Ah yes apologies - that was confusing. To implement uuidv7 in DATABRICKS (using Databricks SQL) (without relying on Neon/Postgres), you can leverage Databricks' native support for the uuid() function (v4) and standard SQL to construct a v7-compliant identifier... AKA you can create a SQL UDF to generate them.
CREATE OR REPLACE FUNCTION generate_uuidv7()
RETURNS STRING
LANGUAGE SQL
AS
SELECT
printf('%012x-%s-%s-%s-%s',
-- 48-bit timestamp in milliseconds
CAST(unix_millis(current_timestamp()) AS LONG),
-- Version 7 and first 12 random bits (hex starts with '7')
substring(hex(random()), 1, 4),
-- Variant 1 and next 12 random bits (hex starts with 8, 9, A, or B)
substring(hex(random()), 5, 4),
substring(hex(random()), 9, 4),
substring(hex(random()), 13, 12)
);
For partitioning - I will mention that using a high-cardinality ID could create the "small file problem". Instead, parition by the date of the time component of the uuidv7. Alternatively, if you are using Delta Lake, use Liquid Clustering as it handles high-cardinality keys much better.
CREATE TABLE events (
id STRING,
event_date DATE GENERATED ALWAYS AS (
CAST(from_unixtime(conv(substring(id, 1, 12), 16, 10) / 1000) AS DATE)
)
)
PARTITIONED BY (event_date);

**********

Set problem a: In the Databricks answer, copy everything from "CREATE OR REPLACE" to "9, A, or B)" word for word.

**********

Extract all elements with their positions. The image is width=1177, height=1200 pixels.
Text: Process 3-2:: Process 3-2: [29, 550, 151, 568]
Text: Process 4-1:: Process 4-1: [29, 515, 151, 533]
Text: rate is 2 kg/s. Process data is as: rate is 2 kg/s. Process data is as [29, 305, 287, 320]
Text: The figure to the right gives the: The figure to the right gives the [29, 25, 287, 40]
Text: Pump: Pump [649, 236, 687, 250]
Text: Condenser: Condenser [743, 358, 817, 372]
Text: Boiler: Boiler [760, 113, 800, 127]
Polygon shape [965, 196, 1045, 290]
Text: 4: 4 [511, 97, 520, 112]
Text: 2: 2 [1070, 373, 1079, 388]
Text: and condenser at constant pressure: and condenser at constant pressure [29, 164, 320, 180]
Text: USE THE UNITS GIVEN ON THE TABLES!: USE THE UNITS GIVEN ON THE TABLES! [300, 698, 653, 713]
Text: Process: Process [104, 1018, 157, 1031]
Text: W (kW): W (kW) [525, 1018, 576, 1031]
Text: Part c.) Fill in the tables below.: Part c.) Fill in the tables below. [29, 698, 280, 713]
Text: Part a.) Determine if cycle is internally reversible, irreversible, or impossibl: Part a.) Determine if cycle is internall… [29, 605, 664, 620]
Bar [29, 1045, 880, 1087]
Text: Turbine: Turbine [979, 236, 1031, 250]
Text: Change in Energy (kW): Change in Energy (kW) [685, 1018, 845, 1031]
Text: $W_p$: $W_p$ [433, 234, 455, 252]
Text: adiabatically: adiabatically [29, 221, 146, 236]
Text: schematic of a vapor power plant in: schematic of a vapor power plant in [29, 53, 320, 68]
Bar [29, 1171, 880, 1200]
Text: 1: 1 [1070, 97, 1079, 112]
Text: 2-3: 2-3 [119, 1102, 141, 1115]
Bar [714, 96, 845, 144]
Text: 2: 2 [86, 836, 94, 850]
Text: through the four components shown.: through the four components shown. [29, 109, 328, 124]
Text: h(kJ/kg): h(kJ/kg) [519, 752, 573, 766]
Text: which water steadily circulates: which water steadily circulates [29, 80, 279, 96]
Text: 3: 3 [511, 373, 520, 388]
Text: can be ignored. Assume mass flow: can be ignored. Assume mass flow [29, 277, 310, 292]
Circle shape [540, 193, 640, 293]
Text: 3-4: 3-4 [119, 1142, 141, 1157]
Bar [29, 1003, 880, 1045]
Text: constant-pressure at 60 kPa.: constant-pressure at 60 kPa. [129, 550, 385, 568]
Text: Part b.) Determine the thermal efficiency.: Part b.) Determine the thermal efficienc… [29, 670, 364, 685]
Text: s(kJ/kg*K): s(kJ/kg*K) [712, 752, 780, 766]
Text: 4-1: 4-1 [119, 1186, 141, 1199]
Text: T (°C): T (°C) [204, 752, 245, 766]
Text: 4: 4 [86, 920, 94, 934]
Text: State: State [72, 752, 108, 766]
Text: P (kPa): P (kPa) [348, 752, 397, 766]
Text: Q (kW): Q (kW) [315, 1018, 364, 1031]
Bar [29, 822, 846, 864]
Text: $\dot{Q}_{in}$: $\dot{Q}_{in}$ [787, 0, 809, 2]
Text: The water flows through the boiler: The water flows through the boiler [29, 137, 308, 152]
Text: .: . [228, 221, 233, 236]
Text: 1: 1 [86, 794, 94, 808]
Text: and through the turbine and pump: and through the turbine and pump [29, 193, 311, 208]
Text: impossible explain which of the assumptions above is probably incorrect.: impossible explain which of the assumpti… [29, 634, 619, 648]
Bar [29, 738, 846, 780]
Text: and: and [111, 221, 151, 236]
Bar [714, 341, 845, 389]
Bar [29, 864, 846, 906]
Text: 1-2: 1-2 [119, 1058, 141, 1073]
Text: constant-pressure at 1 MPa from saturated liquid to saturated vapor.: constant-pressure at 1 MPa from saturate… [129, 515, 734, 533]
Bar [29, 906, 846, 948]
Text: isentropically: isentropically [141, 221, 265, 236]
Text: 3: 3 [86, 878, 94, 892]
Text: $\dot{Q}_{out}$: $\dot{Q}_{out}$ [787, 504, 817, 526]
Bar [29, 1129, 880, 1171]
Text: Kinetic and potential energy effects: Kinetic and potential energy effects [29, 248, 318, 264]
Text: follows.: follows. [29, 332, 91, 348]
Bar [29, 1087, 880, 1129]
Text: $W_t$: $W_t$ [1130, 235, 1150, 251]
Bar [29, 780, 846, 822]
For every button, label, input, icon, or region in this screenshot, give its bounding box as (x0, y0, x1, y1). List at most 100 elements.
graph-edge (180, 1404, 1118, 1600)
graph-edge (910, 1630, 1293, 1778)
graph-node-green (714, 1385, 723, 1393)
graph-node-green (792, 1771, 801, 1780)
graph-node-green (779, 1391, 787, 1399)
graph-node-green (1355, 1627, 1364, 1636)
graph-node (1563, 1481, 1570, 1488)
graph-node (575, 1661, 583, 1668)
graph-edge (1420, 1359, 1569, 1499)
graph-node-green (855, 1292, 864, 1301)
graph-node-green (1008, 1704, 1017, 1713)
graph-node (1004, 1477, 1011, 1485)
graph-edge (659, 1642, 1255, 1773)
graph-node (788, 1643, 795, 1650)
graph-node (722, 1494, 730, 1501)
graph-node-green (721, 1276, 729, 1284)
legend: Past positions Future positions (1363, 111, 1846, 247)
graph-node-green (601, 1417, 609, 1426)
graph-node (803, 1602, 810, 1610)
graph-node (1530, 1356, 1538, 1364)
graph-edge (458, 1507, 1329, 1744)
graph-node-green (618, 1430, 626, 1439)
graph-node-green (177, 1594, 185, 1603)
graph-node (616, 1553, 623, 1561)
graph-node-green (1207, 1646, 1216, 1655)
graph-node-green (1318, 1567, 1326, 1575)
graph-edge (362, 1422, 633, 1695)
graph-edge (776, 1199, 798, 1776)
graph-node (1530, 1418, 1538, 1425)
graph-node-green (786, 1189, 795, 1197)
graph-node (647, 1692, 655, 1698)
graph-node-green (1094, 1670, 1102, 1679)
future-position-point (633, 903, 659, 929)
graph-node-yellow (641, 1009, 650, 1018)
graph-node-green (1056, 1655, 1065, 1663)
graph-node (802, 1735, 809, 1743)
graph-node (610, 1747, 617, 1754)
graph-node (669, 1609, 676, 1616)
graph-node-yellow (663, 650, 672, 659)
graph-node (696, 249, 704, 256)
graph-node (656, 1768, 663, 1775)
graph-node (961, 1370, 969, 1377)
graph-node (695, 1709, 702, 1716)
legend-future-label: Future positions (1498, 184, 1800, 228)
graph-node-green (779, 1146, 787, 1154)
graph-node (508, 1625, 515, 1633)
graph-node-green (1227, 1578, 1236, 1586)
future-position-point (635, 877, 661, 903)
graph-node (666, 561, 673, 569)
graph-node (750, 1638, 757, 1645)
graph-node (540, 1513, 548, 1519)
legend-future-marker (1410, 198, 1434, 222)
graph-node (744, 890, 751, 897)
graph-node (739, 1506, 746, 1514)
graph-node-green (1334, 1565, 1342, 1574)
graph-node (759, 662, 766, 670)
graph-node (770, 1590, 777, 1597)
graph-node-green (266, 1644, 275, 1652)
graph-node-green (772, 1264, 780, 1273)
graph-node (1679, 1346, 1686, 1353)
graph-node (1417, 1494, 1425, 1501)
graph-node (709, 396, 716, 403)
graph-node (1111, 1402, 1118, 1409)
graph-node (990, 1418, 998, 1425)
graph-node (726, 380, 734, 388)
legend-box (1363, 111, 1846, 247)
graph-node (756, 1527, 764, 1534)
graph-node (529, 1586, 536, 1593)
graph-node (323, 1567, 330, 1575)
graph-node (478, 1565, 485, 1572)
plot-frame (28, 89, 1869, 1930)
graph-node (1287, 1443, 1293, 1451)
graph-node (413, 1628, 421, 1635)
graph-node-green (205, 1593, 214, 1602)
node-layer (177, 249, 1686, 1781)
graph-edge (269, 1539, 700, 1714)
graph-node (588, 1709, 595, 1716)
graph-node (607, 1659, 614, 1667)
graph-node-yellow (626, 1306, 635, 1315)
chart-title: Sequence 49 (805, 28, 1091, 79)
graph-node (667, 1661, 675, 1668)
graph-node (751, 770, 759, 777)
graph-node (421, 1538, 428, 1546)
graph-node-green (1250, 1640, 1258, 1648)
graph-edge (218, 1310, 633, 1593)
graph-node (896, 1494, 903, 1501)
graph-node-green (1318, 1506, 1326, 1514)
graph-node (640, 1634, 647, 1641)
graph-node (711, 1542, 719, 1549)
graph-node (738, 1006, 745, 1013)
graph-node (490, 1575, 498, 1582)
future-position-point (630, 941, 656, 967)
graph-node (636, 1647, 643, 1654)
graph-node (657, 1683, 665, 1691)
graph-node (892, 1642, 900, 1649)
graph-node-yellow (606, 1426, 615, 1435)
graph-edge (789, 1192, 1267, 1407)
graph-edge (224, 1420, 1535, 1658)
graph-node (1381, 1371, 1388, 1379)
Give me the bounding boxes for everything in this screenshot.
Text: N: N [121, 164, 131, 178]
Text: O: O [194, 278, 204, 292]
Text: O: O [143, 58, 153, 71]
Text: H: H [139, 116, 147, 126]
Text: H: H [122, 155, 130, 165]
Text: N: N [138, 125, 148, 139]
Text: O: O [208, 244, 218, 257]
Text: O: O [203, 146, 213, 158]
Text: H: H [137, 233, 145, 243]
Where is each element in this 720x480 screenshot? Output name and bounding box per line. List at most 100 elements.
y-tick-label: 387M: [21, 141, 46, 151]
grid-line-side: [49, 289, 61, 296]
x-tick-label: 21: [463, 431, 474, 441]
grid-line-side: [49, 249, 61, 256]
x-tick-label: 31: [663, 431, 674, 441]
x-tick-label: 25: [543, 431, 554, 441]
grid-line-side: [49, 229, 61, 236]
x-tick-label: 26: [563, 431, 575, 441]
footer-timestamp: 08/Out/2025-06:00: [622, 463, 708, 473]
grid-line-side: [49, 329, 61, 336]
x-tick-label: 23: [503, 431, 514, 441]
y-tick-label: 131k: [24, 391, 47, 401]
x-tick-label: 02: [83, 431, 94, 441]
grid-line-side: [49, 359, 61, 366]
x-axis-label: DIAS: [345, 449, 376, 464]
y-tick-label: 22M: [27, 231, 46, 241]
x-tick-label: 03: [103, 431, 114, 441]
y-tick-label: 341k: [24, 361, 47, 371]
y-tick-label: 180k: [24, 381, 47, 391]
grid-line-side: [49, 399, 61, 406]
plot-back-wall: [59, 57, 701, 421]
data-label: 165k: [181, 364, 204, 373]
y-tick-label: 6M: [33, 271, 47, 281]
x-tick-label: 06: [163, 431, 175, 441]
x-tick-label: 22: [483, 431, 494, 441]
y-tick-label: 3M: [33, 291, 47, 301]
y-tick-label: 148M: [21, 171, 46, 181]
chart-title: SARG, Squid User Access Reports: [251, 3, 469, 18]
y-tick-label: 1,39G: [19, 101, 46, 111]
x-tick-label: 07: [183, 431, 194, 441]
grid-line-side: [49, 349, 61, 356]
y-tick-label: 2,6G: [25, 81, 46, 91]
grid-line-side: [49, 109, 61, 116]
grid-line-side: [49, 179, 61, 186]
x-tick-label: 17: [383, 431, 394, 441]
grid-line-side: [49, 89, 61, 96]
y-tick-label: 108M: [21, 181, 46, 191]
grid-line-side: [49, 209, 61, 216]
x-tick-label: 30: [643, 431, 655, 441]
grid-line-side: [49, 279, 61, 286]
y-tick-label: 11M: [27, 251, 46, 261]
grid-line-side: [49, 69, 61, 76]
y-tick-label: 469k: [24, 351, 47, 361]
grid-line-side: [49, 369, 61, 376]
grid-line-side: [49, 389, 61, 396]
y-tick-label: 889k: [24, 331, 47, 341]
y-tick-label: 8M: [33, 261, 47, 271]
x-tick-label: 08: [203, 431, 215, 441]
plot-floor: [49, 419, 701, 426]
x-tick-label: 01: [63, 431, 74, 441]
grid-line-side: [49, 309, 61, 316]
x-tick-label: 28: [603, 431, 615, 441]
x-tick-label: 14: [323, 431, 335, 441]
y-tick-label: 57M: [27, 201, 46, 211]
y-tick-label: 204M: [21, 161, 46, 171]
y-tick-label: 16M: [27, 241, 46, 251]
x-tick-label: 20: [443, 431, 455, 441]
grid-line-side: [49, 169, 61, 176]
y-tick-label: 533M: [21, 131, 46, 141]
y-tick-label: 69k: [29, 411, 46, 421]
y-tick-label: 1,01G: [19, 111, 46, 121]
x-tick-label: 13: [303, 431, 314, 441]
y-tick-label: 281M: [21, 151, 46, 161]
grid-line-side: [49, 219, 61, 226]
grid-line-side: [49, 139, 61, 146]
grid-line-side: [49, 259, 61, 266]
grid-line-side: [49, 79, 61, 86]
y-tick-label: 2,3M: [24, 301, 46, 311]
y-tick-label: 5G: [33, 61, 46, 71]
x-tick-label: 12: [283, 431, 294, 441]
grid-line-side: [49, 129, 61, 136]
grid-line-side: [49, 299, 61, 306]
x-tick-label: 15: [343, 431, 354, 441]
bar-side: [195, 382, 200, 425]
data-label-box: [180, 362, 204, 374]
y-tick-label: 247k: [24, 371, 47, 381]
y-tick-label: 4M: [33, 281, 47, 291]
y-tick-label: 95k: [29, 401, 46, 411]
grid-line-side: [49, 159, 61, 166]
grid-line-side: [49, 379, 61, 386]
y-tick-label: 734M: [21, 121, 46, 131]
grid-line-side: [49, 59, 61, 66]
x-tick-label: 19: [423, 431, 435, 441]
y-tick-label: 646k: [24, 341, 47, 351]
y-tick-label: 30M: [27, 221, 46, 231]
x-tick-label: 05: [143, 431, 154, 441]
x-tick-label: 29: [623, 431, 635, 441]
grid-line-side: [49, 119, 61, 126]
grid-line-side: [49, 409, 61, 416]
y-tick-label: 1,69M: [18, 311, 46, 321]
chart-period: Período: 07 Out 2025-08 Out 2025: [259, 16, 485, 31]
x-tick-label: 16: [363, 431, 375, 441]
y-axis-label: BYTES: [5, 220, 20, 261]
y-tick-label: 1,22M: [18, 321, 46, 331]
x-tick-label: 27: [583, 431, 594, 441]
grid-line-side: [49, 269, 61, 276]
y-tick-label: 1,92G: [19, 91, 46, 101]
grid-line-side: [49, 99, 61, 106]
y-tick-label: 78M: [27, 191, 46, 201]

**********

Set problem b: Arrange the entries, from their first line through the line with "Text: rate is", as a Markdown table with the columns Row and Entry line, skipping blank lines.

Full response a:
CREATE OR REPLACE FUNCTION generate_uuidv7()
RETURNS STRING
LANGUAGE SQL
AS
SELECT
printf('%012x-%s-%s-%s-%s',
-- 48-bit timestamp in milliseconds
CAST(unix_millis(current_timestamp()) AS LONG),
-- Version 7 and first 12 random bits (hex starts with '7')
substring(hex(random()), 1, 4),
-- Variant 1 and next 12 random bits (hex starts with 8, 9, A, or B)

Full response b:
| Row | Entry line |
|---|---|
| 1 | Extract all elements with their positions. The image is width=1177, height=1200 pixels. |
| 2 | Text: Process 3-2:: Process 3-2: [29, 550, 151, 568] |
| 3 | Text: Process 4-1:: Process 4-1: [29, 515, 151, 533] |
| 4 | Text: rate is 2 kg/s. Process data is as: rate is 2 kg/s. Process data is as [29, 305, 287, 320] |